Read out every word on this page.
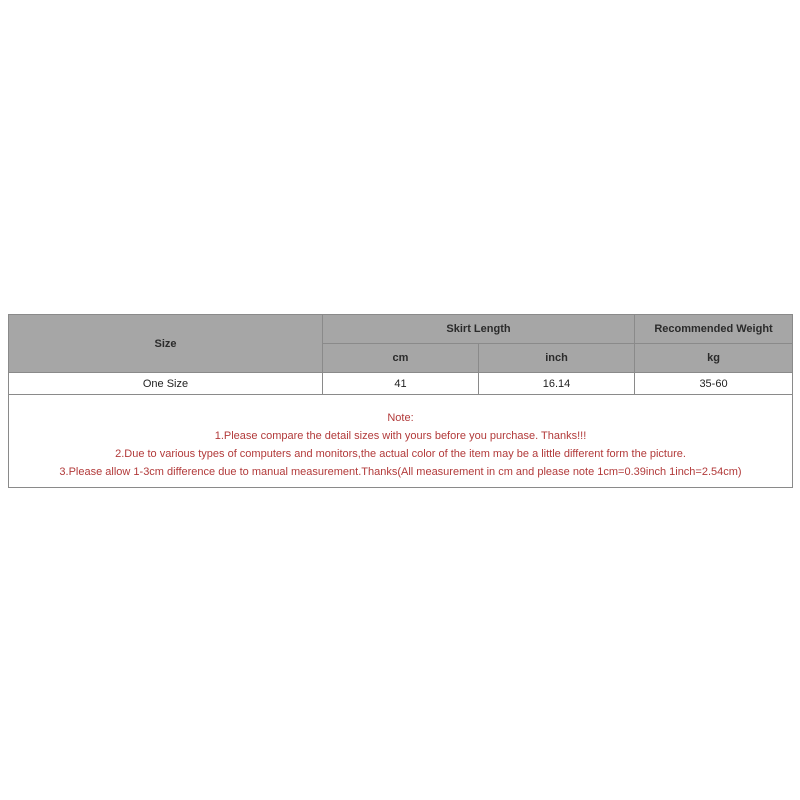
Size	Skirt Length		Recommended Weight
	cm	inch	kg
One Size	41	16.14	35-60

Note:
1.Please compare the detail sizes with yours before you purchase. Thanks!!!
2.Due to various types of computers and monitors,the actual color of the item may be a little different form the picture.
3.Please allow 1-3cm difference due to manual measurement.Thanks(All measurement in cm and please note 1cm=0.39inch 1inch=2.54cm)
——————————
Count the lines in the records above that contain the word "Thanks", and give only that number.

2